### What the task asks:
Copy out the lines of the records word for word, from the first line through the line holding "paragraph: Клапан центробежного", that line included.

## Start Dataset content

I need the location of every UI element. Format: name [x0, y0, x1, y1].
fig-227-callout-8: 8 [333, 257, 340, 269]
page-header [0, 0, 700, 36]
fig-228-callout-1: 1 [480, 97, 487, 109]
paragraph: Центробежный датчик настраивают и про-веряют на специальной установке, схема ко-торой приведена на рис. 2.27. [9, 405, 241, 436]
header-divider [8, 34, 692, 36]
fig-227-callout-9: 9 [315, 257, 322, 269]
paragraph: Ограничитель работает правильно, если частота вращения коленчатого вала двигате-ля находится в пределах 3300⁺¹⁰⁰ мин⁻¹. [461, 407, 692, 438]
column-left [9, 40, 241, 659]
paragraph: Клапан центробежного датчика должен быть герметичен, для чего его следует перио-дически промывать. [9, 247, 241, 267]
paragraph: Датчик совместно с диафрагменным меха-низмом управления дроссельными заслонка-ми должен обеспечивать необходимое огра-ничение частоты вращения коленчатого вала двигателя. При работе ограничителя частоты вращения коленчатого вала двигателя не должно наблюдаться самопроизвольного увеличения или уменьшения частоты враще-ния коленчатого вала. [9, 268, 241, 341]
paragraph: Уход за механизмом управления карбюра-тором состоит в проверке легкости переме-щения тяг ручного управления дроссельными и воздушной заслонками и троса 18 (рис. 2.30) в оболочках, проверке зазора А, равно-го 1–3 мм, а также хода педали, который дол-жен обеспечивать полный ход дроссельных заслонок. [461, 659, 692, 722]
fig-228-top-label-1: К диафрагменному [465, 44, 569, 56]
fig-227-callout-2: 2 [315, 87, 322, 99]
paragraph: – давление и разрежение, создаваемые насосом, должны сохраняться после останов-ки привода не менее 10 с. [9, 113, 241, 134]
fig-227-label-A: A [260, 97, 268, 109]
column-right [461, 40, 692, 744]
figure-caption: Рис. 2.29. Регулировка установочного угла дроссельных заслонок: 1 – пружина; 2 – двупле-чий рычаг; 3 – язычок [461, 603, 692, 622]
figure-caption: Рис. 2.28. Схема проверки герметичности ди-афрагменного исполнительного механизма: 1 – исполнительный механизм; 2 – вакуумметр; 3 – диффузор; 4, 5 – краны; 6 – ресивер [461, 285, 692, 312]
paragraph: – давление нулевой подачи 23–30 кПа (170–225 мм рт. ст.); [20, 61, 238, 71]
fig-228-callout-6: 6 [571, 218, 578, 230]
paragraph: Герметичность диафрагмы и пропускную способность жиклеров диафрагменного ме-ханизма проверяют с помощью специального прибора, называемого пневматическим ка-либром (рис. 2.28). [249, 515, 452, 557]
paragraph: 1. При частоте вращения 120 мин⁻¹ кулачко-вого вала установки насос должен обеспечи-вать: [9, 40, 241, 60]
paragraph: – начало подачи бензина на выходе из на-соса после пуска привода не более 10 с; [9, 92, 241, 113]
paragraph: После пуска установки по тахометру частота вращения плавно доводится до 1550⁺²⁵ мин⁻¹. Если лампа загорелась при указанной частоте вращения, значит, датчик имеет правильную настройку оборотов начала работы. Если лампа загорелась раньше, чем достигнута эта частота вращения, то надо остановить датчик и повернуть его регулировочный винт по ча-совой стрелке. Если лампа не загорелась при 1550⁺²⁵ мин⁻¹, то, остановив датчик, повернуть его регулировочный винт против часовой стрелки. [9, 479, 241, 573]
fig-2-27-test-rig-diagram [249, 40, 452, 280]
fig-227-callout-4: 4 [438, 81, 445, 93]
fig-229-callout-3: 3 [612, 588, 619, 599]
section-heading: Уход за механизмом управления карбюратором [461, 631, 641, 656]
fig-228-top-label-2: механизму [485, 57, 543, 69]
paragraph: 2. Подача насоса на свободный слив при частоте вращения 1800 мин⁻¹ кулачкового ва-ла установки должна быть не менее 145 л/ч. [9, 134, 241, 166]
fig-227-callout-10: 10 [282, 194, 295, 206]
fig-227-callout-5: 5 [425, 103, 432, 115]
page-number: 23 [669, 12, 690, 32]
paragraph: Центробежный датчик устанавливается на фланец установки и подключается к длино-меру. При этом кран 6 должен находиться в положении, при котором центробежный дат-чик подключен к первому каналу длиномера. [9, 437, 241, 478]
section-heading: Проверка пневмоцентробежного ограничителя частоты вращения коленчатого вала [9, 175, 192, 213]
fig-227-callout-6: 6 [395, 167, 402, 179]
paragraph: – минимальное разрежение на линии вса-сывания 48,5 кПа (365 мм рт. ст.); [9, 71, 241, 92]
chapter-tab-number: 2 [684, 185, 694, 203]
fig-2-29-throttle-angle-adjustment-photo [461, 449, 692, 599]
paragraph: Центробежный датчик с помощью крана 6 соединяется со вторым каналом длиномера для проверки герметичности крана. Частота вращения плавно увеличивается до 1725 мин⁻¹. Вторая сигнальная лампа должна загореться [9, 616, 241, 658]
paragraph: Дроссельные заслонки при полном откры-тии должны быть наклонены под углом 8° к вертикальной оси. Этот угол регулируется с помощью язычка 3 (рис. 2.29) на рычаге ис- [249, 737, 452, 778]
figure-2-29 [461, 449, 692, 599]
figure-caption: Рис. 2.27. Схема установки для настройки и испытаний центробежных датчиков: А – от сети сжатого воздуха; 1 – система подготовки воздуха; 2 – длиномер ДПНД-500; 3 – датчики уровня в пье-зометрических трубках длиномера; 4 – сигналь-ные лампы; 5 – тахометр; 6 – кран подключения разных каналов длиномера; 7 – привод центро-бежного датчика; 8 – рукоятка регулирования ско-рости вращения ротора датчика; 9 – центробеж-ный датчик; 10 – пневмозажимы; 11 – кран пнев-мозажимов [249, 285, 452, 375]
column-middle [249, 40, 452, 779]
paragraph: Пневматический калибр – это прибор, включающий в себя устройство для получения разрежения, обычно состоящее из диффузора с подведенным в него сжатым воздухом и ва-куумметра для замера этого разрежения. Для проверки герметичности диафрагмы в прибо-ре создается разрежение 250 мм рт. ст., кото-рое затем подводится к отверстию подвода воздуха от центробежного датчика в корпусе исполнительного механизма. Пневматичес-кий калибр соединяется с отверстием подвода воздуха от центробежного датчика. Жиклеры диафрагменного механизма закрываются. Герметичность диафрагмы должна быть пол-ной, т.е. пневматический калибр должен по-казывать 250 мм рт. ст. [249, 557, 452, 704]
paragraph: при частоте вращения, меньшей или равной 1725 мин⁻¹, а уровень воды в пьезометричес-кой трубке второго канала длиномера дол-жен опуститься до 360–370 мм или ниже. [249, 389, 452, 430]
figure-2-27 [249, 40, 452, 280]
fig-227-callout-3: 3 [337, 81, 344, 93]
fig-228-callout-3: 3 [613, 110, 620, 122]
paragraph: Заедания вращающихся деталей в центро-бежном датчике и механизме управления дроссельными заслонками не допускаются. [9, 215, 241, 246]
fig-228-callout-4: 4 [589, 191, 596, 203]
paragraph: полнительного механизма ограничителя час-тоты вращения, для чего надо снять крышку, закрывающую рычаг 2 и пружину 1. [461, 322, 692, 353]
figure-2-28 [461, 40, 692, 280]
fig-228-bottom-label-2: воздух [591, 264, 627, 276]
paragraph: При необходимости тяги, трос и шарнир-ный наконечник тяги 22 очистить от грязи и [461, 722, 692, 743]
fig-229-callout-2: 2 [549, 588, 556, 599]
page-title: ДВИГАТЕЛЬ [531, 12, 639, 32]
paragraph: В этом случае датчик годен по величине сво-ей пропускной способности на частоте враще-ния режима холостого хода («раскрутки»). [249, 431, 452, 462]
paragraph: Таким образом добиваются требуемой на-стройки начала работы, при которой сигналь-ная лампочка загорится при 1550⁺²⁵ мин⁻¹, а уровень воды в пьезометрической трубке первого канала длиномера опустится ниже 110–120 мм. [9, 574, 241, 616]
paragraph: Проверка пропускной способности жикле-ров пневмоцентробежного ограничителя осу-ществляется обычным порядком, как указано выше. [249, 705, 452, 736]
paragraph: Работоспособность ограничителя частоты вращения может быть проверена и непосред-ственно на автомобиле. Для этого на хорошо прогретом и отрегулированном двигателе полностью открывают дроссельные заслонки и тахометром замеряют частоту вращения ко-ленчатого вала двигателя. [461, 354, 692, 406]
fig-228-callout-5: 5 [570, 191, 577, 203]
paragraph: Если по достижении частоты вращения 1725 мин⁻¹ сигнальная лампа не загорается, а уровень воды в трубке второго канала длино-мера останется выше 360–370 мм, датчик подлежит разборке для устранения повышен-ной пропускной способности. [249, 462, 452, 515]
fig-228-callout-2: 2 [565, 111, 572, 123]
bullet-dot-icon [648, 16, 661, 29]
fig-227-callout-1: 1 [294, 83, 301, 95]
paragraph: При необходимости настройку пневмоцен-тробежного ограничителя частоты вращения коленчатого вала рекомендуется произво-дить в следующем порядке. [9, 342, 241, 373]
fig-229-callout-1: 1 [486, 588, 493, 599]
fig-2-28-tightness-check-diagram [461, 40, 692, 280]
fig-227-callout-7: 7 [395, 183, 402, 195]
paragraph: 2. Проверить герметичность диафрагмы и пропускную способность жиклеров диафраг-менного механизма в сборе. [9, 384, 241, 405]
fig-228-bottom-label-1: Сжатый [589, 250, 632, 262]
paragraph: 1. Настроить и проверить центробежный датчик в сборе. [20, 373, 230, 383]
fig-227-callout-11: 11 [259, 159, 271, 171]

## End Dataset content

### Solution to this problem:
I need the location of every UI element. Format: name [x0, y0, x1, y1].
fig-227-callout-8: 8 [333, 257, 340, 269]
page-header [0, 0, 700, 36]
fig-228-callout-1: 1 [480, 97, 487, 109]
paragraph: Центробежный датчик настраивают и про-веряют на специальной установке, схема ко-торой приведена на рис. 2.27. [9, 405, 241, 436]
header-divider [8, 34, 692, 36]
fig-227-callout-9: 9 [315, 257, 322, 269]
paragraph: Ограничитель работает правильно, если частота вращения коленчатого вала двигате-ля находится в пределах 3300⁺¹⁰⁰ мин⁻¹. [461, 407, 692, 438]
column-left [9, 40, 241, 659]
paragraph: Клапан центробежного датчика должен быть герметичен, для чего его следует перио-дически промывать. [9, 247, 241, 267]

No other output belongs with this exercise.